═══ Extract to read ═══

As everything in life, Fiona's mDs diagnosis has been a roller coaster. At first, it was a security of hope that the Amnio was wrong. Then  it was something to hold onto that her form of Down syndrome "wasn't that bad" or "higher functioning". But then the bottom dropped out when I realized it was not a guarantee of "better" or "higher functioning", coming back level when she was born and the diagnosis was now a warm, snugly baby beautiful and in my arms. Then I quickly realized the higher expectations- the immediate denial of SSI, the denying questions doctors had that she had Trisomy 21, the repeated "Are you sure she has Down syndrome" by other moms in the Ds community. Its like we got thrown into a game of "my child is worse then yours, you don't really know" but none of us actually know were our kids will fall on the spectrum.

Addelyn, age 5

IMDSA- International Mosaic Down Syndrome Association. Its probably one of the websites I had found back in those early days when I was searching for better articulated information on mDs then the doctor's "its all Down syndrome". Really, what I was searching for then was trying to find proof my girl was going to be "better"- smarter, prettier- then those with full Trisomy 21. I wanted some guarantee that this partial Down syndrome diagnosis was going to promise me that my daughter would not "suffer" from those things about Down syndrome I was fearful of. When I learned that this baby that was in my womb still had a chance of having physical features of the syndrome and the mental and physical delays that come along with it, I threw up my hands, told my self to stop trying to make Fiona what I wanted her to be, and just wait to accept her for however "functional" she is. I backed away from reaching the mDs community.

Garrett, age 6

Flash forward two years, I cringe at my pre-knowing-Fiona language and thoughts. "Better"? "Suffer"? "Functional"? If only there was some way to understand this life before you are given a defining diagnosis.  And two years later, thanks to a mom who sought me out for advice about a mosaic Down syndrome diagnosis, I went back to that web page I had long ago visited, to refresh my memory on the factual information on mDs.

═══ Listed entries ═══

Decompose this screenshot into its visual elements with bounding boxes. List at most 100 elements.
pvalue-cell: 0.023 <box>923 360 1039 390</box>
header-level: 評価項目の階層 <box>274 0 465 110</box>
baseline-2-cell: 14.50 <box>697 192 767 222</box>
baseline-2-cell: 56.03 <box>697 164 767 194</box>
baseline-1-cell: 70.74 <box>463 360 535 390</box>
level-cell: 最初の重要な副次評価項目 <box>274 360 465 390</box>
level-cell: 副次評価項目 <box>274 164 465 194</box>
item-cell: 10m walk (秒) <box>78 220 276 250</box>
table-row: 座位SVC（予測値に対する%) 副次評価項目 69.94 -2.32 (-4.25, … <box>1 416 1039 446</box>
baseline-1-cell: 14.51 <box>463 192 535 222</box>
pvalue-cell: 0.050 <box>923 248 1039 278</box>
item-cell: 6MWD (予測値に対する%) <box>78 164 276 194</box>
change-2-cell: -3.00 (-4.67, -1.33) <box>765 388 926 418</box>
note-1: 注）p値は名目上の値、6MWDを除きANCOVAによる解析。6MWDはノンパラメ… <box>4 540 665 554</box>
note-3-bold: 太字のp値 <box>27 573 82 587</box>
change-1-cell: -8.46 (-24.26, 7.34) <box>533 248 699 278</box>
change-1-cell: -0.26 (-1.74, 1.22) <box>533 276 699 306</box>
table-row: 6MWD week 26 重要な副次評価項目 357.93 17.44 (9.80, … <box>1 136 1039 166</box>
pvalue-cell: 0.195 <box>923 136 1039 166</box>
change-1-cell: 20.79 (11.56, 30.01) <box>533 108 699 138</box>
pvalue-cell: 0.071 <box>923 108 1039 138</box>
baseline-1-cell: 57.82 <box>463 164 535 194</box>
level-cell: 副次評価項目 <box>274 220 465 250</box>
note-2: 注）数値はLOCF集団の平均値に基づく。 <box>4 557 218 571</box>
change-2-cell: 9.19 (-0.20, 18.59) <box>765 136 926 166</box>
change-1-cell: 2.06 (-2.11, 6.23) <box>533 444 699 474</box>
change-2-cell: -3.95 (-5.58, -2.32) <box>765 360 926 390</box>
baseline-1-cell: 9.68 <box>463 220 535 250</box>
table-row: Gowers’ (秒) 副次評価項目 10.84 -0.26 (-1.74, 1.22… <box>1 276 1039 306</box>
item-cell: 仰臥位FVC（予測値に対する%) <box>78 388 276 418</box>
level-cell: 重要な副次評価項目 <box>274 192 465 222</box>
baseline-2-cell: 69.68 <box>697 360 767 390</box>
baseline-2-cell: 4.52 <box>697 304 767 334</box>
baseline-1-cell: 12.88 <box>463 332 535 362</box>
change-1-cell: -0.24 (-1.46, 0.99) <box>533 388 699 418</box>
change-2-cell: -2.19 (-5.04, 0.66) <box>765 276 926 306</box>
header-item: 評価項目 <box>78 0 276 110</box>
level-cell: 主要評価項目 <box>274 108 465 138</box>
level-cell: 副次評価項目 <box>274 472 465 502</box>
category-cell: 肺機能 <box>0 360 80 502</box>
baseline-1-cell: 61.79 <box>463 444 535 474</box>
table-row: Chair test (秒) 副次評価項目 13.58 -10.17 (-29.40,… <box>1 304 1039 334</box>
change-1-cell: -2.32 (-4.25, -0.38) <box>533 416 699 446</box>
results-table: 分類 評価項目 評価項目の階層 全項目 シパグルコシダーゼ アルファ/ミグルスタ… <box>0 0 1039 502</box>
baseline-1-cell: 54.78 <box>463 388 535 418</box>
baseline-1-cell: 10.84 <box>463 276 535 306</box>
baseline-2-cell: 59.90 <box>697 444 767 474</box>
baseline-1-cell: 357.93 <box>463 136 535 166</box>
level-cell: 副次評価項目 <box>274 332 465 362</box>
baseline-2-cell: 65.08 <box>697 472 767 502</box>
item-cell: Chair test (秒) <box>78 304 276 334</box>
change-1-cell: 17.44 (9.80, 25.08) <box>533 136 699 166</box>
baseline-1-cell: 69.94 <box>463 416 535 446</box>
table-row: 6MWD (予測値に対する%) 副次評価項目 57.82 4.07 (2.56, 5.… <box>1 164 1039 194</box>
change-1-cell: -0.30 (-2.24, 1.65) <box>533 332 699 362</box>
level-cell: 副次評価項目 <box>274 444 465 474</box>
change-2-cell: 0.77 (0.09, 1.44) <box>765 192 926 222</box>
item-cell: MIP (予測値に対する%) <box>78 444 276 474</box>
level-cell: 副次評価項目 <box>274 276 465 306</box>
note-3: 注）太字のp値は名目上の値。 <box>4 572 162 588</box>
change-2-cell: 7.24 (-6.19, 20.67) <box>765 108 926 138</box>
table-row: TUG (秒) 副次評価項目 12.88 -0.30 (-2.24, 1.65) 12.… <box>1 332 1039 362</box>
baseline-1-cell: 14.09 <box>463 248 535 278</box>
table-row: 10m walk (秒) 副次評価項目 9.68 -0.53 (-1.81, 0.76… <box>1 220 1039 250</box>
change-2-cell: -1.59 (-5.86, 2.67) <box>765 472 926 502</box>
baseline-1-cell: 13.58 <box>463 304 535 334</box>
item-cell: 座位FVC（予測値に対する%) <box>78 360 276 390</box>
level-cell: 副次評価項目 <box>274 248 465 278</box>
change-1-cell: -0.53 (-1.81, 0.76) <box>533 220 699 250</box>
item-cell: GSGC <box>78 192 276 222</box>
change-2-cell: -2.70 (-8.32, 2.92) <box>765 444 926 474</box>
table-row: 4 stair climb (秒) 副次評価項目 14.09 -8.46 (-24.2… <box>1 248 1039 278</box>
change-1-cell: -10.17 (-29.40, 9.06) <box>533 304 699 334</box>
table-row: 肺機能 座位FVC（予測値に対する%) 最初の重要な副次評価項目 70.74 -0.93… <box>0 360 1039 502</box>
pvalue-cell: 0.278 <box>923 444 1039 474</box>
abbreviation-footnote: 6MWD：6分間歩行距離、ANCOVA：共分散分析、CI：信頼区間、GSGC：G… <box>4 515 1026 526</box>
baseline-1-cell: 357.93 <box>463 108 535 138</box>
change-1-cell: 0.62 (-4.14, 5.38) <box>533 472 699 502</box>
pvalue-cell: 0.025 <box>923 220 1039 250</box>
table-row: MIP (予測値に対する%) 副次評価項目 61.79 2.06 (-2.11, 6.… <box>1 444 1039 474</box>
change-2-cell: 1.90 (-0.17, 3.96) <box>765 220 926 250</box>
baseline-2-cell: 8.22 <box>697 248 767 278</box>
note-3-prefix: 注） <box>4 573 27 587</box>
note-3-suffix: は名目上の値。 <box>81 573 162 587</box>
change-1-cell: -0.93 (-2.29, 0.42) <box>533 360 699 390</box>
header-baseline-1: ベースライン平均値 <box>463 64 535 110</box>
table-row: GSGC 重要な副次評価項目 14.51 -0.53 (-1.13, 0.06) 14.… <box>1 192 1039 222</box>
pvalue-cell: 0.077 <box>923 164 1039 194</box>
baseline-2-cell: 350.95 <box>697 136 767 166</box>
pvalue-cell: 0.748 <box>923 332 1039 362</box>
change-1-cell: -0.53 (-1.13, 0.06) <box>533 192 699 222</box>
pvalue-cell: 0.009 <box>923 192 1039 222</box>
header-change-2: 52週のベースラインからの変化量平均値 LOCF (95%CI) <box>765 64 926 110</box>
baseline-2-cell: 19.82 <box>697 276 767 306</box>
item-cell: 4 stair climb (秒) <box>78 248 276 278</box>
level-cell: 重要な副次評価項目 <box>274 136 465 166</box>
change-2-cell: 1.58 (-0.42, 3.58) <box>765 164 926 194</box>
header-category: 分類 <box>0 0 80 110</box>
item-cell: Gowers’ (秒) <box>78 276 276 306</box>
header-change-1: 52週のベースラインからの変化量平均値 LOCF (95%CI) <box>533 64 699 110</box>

═══

Required work:
Translate this sentence from the text about mosaic Down syndrome into Spanish: "If only there was some way to understand this life before you are given a defining diagnosis."

Exercise solution:
Ojalá hubiera alguna manera de entender esta vida antes de que te den un diagnóstico definitorio.